Data rows
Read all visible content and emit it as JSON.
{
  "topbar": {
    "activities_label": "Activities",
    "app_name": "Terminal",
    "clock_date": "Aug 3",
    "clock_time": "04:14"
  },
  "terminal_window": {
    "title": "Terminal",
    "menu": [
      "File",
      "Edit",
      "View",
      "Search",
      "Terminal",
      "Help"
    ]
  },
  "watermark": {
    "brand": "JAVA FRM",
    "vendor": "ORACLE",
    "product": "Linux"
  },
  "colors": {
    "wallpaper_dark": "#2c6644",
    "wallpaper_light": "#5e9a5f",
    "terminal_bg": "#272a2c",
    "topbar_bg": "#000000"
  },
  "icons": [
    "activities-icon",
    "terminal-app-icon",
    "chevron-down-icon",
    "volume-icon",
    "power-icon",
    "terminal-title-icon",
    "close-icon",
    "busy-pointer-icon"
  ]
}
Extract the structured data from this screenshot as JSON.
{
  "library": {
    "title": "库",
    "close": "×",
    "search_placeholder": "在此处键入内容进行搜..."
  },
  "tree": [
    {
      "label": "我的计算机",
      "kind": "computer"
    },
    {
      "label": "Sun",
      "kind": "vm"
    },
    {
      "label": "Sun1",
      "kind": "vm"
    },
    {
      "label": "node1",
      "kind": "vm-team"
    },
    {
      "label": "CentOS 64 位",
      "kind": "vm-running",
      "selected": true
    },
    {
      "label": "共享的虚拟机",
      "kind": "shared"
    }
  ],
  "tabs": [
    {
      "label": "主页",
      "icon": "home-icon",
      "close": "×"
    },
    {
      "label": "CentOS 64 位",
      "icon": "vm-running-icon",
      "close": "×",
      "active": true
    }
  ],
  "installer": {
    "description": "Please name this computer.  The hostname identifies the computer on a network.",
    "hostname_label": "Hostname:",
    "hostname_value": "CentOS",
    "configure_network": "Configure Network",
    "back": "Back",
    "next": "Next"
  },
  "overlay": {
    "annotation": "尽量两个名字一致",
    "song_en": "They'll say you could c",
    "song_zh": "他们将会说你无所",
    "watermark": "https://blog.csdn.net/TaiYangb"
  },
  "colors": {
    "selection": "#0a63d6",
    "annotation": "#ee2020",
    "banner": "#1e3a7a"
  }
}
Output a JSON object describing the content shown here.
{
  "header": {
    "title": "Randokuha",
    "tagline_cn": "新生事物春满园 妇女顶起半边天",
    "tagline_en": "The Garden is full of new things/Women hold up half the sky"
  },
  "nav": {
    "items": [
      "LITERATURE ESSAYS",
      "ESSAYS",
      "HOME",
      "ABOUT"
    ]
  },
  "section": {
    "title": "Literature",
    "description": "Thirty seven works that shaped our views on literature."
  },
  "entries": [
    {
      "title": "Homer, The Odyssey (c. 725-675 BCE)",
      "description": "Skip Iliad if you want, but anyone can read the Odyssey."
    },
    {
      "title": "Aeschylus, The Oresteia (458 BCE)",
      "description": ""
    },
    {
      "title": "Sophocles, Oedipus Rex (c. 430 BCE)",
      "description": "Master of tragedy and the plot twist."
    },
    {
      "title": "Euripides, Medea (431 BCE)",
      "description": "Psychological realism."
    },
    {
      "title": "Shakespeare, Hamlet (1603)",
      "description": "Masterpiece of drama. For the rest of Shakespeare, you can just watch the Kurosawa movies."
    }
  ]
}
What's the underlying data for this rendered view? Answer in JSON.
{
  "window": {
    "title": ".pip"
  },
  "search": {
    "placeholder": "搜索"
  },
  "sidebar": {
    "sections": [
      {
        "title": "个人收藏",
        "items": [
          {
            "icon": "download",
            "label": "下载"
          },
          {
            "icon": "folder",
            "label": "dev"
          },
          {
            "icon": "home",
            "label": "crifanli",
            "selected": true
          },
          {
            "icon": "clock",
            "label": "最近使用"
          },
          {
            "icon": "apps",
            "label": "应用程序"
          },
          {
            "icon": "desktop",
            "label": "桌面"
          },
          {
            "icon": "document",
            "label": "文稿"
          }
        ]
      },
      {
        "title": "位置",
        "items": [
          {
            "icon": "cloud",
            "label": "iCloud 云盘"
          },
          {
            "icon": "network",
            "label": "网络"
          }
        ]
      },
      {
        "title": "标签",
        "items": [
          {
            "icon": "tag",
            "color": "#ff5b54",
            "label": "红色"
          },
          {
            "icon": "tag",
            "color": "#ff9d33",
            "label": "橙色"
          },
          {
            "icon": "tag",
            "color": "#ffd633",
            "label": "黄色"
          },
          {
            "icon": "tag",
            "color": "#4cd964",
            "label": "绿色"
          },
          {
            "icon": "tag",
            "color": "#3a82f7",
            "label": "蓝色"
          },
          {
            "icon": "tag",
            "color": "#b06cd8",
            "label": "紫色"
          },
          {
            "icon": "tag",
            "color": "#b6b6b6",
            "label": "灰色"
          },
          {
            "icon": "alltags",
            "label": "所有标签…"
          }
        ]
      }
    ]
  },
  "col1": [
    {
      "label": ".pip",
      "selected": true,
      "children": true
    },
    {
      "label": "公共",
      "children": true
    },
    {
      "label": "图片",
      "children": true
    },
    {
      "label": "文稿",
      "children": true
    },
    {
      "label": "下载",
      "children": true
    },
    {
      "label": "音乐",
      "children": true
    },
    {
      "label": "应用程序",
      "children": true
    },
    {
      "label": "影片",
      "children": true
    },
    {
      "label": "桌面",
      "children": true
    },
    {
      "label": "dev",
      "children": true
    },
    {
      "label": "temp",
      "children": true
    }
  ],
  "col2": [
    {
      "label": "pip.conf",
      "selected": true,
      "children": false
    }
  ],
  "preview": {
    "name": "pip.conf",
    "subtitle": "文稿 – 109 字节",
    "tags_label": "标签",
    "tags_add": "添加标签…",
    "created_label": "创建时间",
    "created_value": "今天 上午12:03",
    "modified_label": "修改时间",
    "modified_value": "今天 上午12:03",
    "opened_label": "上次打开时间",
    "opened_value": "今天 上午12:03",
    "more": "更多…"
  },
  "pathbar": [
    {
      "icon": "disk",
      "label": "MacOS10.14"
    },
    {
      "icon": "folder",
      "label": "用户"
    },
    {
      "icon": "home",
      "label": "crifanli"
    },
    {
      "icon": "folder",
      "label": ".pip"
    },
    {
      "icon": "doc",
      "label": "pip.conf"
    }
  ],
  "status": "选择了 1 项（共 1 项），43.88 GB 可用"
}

Problem requirements
Search the records for the word "kind", then list every line that has it.

Correct response
      "kind": "computer"
      "kind": "vm"
      "kind": "vm"
      "kind": "vm-team"
      "kind": "vm-running",
      "kind": "shared"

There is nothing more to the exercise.